> **Data entries**:
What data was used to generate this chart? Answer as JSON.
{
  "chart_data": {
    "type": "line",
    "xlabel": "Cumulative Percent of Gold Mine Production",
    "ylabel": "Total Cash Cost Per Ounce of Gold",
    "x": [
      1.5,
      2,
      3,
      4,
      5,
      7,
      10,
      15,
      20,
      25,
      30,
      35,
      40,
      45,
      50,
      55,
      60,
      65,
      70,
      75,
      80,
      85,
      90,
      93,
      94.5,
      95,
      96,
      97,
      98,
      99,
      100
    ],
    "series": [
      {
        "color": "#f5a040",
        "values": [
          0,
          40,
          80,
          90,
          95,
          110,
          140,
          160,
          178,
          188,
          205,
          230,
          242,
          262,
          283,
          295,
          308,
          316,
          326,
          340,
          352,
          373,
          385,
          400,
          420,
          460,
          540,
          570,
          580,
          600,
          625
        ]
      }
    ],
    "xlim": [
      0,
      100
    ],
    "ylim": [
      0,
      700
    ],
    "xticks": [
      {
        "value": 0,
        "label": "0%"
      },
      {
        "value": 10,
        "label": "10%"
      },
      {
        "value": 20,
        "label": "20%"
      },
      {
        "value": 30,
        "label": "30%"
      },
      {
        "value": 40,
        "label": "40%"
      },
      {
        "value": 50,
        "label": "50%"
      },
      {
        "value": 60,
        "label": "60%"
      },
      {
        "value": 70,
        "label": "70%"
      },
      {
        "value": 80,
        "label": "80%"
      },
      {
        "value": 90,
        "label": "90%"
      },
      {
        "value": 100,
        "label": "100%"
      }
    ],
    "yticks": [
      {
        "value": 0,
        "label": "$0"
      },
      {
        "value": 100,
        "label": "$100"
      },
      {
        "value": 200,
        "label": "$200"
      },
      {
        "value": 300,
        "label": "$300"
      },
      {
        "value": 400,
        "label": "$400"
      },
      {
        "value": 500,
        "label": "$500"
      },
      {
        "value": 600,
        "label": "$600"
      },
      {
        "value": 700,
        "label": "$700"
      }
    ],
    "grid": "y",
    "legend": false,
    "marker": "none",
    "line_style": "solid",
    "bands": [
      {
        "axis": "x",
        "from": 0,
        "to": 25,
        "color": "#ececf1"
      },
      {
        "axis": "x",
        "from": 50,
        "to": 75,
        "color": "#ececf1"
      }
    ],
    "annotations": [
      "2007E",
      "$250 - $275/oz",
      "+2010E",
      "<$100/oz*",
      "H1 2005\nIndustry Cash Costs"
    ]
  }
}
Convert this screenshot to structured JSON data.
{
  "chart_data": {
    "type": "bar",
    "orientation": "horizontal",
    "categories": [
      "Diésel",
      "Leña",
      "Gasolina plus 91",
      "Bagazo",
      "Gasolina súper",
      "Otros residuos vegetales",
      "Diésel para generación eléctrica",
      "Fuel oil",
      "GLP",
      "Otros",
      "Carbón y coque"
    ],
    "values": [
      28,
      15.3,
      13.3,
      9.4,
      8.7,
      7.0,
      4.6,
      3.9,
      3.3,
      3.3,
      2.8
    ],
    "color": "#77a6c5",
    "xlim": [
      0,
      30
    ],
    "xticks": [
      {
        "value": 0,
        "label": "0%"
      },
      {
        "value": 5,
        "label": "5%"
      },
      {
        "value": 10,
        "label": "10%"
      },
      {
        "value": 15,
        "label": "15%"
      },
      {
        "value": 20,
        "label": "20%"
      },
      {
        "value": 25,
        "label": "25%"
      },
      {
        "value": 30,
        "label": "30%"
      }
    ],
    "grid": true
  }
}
* * *
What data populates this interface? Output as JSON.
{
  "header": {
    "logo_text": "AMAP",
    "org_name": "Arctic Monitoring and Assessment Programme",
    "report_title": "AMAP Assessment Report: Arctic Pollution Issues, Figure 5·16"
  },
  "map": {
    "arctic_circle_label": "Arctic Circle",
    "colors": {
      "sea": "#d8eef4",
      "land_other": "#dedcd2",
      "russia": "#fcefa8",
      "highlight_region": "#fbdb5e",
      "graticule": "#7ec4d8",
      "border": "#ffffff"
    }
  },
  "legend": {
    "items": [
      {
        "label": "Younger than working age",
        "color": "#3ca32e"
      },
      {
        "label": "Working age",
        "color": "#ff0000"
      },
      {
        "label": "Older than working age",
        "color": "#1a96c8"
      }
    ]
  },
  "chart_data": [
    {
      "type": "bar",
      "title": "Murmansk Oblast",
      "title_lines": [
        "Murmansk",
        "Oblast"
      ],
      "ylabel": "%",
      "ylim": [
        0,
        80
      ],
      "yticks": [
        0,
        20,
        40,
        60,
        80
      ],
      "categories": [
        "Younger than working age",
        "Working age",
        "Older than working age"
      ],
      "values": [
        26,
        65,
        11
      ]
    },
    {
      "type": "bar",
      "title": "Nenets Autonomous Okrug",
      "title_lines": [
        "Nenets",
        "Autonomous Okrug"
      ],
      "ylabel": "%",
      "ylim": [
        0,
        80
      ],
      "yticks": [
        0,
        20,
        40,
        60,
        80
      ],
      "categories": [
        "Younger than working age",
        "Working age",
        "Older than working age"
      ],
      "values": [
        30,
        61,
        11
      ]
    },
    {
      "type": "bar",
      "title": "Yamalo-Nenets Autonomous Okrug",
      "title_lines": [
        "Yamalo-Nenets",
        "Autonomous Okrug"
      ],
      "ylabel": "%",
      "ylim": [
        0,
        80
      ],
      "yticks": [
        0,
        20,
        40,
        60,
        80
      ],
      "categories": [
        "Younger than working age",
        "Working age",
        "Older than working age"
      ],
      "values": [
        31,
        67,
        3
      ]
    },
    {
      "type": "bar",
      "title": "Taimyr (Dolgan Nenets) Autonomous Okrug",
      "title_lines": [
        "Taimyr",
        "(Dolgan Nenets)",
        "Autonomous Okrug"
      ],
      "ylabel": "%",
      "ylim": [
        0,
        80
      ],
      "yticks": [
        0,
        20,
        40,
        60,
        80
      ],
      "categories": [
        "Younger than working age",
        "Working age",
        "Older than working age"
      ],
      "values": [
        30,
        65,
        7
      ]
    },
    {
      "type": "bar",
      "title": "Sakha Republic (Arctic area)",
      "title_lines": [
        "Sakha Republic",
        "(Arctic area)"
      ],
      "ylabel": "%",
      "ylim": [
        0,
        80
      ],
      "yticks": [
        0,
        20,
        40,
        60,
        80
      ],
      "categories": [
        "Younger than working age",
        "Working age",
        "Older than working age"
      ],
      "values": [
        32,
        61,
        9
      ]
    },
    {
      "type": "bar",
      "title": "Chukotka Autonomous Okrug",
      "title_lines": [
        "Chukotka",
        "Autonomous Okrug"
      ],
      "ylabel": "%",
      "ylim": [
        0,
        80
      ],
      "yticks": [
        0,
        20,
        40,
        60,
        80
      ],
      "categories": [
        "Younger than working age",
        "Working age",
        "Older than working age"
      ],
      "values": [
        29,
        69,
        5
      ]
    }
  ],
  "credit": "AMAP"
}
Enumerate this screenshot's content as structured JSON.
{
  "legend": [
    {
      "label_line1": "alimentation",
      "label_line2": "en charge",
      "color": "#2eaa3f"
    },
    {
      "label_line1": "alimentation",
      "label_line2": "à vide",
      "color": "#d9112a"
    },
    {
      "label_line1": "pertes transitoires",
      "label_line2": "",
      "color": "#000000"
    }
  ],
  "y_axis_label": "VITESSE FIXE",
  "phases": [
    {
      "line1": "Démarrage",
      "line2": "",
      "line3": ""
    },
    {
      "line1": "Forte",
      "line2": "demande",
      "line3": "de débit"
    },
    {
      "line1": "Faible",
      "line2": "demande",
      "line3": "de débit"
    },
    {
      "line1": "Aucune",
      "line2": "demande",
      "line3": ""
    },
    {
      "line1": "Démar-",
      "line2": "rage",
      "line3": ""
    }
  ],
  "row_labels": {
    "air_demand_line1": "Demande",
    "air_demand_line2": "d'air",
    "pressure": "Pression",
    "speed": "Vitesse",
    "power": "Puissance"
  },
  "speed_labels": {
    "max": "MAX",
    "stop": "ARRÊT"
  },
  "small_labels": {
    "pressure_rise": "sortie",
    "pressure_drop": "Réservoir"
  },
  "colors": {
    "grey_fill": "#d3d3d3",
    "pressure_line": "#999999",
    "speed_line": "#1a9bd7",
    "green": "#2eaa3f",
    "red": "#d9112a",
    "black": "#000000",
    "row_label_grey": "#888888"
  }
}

> **EXERCISE OBJECTIVE**: Search the data above for the word "What", then gather each line in which it appears.

> **WRITTEN SOLUTION**:
What data was used to generate this chart? Answer as JSON.
What data populates this interface? Output as JSON.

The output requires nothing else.